[START Data excerpts]

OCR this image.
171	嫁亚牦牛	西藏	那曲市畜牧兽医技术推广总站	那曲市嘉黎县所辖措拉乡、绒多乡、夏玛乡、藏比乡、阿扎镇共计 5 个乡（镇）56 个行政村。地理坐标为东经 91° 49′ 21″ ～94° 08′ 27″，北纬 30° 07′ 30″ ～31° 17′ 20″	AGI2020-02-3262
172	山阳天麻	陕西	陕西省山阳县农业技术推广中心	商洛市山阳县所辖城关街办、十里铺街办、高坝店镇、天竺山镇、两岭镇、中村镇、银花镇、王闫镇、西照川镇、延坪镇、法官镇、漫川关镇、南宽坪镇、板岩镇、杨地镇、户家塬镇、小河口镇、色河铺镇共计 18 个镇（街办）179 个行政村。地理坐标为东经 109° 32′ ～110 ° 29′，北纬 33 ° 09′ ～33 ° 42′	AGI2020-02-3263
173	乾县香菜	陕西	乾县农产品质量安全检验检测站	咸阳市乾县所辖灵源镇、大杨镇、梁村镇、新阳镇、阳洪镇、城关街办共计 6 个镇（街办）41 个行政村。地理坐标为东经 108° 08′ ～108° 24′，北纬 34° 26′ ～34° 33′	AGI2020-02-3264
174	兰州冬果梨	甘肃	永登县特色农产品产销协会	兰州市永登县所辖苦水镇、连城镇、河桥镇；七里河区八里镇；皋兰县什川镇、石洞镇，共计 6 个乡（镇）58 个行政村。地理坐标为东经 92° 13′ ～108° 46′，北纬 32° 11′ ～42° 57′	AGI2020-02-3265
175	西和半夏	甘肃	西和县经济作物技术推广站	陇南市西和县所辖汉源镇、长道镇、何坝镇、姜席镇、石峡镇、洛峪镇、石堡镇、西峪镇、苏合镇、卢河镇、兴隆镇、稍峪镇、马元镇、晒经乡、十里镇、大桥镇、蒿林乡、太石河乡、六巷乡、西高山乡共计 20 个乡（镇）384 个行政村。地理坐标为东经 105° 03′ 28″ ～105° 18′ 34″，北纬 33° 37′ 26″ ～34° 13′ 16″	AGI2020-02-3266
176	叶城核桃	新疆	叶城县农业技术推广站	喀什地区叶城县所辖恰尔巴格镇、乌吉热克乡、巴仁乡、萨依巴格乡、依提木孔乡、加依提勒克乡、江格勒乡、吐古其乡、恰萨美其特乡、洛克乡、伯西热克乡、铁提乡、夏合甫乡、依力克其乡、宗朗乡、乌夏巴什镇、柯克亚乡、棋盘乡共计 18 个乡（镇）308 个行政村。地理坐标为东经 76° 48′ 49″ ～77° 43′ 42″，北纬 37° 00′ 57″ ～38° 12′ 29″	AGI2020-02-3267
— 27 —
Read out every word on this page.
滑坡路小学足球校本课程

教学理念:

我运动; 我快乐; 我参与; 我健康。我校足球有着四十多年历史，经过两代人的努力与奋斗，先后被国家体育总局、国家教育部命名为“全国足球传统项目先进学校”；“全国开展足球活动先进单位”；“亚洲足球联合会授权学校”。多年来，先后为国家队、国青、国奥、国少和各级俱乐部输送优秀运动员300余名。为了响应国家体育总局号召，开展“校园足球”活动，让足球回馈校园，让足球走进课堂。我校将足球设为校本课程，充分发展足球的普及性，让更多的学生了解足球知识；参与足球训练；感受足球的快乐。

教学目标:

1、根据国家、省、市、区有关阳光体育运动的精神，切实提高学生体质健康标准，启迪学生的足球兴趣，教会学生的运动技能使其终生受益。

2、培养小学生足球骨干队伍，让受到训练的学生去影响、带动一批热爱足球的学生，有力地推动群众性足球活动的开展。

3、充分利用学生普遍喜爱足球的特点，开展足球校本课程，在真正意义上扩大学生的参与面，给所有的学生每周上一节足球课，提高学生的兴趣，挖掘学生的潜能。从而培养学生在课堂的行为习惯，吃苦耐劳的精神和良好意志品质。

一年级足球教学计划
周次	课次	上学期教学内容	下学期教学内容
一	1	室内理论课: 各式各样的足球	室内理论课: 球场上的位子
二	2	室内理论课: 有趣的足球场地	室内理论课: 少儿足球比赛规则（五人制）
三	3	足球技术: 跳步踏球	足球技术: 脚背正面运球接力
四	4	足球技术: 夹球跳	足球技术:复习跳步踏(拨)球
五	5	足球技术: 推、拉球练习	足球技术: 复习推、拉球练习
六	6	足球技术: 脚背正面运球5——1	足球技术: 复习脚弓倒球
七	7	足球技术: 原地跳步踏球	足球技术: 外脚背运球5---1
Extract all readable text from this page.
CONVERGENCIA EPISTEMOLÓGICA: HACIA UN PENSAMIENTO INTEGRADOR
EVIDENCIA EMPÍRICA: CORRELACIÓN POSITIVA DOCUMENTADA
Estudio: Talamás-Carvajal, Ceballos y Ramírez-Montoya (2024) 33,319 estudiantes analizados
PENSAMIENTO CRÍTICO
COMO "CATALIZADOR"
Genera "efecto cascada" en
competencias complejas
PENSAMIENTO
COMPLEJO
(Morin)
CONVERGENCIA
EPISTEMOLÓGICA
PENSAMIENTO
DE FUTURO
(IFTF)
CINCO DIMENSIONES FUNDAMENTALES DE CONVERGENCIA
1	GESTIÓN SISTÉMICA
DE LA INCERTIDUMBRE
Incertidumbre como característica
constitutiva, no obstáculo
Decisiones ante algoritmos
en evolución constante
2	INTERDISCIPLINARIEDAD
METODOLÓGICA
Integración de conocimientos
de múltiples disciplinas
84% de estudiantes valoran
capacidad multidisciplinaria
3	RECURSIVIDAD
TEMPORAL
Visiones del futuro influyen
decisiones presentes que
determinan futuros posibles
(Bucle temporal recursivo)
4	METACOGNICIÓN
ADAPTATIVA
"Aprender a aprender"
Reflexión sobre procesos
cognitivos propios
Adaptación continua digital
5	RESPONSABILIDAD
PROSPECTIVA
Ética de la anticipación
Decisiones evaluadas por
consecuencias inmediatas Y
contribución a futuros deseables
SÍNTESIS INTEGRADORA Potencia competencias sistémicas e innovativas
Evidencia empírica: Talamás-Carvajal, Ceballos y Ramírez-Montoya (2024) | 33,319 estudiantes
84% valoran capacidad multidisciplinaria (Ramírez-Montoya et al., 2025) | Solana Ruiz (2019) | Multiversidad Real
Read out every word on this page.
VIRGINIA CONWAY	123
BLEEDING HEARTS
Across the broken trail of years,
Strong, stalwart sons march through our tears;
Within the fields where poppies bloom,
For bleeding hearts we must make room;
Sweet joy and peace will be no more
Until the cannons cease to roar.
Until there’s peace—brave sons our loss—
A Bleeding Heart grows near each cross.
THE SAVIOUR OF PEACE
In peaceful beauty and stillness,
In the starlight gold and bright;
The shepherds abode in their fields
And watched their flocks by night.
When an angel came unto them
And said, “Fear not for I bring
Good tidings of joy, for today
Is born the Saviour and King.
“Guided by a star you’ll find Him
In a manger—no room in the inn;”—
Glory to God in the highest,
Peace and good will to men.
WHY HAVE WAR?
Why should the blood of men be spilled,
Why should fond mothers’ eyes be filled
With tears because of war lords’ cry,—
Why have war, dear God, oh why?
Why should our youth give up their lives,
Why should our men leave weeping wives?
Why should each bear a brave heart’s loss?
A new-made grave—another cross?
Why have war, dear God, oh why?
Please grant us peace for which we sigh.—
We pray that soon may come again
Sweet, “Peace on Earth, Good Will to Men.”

[END Data excerpts]

**Task requirements**
Looking at the entries above, state how many lines contain "brave"; give the number alone.

**Solution for this problem**
2